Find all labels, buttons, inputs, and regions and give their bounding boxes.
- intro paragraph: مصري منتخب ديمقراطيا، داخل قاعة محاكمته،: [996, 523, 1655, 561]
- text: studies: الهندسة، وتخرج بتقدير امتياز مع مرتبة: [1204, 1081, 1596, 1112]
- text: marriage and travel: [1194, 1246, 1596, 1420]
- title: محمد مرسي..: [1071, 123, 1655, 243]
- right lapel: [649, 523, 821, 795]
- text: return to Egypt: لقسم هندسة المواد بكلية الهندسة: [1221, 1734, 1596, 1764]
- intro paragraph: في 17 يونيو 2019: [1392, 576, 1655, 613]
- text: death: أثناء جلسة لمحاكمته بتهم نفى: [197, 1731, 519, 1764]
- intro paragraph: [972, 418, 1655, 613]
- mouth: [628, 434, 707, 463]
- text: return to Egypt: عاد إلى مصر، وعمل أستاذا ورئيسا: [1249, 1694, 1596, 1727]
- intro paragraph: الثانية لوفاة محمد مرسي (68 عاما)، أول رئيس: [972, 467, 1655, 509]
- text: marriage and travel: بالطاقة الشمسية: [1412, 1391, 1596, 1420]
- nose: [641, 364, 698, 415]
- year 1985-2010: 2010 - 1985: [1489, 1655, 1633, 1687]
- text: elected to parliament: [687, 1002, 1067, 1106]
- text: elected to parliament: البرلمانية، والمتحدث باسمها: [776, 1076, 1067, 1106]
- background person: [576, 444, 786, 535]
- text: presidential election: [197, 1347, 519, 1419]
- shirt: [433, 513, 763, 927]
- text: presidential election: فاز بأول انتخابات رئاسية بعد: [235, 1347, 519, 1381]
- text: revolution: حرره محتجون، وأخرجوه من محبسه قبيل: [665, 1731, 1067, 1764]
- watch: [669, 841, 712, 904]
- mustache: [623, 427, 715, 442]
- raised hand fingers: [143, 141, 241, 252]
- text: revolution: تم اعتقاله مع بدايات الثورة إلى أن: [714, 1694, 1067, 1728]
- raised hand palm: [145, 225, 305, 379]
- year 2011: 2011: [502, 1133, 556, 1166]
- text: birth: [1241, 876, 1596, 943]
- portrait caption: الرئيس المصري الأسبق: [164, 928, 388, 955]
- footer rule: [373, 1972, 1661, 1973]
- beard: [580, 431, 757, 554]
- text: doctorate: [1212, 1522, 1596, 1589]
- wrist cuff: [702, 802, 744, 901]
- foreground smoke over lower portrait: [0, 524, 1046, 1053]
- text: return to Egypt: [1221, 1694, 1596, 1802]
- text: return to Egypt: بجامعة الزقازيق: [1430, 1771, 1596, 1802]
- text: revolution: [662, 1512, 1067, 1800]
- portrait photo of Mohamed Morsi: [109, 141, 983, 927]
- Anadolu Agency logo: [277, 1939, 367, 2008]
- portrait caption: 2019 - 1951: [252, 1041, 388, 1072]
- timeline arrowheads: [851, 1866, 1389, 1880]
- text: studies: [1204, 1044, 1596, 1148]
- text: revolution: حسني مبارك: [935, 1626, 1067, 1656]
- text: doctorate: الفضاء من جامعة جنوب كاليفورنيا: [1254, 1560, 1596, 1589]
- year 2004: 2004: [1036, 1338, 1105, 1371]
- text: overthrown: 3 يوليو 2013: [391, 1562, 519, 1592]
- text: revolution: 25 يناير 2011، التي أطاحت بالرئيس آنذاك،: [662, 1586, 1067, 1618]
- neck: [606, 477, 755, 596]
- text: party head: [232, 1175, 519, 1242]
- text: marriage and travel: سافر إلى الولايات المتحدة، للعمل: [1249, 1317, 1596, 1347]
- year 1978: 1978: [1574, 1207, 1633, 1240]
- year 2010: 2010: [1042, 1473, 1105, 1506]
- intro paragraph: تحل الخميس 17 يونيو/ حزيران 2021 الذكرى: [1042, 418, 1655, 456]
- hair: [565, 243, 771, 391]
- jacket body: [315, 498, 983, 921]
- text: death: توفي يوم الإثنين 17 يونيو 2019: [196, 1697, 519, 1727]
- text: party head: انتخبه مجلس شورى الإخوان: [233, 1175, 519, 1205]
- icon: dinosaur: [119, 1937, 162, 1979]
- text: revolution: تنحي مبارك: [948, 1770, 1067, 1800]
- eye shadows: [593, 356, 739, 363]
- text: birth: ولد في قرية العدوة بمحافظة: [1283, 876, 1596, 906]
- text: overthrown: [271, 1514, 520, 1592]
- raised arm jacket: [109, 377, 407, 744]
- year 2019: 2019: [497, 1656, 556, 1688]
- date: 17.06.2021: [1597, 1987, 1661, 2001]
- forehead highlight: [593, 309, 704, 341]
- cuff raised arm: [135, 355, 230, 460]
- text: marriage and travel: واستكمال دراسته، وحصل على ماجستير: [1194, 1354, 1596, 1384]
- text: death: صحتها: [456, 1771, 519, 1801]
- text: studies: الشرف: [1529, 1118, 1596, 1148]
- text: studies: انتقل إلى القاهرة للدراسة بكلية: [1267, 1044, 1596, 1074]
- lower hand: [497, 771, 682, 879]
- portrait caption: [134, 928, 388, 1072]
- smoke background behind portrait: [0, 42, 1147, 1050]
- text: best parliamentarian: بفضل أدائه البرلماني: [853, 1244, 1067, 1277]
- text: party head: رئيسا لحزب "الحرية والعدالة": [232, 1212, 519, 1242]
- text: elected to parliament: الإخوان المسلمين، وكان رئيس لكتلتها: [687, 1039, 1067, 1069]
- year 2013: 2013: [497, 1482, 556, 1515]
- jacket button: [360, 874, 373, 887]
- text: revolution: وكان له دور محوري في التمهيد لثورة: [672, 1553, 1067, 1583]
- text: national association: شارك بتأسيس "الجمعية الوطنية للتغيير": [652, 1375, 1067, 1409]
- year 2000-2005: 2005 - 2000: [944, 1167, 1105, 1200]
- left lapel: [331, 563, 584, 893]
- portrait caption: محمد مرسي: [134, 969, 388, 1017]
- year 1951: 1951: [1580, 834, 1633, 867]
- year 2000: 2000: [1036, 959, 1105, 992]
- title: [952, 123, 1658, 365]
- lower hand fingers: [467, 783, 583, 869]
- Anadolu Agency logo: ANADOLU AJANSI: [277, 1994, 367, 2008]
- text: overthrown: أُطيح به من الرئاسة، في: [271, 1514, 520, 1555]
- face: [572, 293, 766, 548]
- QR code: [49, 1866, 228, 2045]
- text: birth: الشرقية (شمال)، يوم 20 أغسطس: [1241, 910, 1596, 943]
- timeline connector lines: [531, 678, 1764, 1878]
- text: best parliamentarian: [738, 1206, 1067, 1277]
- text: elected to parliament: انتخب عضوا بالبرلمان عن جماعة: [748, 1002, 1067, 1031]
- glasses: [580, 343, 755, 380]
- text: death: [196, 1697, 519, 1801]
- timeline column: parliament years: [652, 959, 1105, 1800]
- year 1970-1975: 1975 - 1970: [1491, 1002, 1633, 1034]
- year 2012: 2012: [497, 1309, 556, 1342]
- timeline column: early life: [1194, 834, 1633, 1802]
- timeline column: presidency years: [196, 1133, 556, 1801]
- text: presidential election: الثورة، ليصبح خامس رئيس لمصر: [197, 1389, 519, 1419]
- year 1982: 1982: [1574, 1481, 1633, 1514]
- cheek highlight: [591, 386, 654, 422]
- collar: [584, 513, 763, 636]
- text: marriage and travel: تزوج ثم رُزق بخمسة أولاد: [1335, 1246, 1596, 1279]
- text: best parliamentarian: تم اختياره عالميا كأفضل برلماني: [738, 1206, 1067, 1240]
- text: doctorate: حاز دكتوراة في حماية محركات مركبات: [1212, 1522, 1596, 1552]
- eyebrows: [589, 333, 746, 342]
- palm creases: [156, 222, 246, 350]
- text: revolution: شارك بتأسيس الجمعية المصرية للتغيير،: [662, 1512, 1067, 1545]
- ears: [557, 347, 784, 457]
————————
→ **Directions for this task**: Identify every line in the items above that contains the word "overthrown" and copy each of those lines in full.

→ **Full solution**:
- text: overthrown: 3 يوليو 2013: [391, 1562, 519, 1592]
- text: overthrown: [271, 1514, 520, 1592]
- text: overthrown: أُطيح به من الرئاسة، في: [271, 1514, 520, 1555]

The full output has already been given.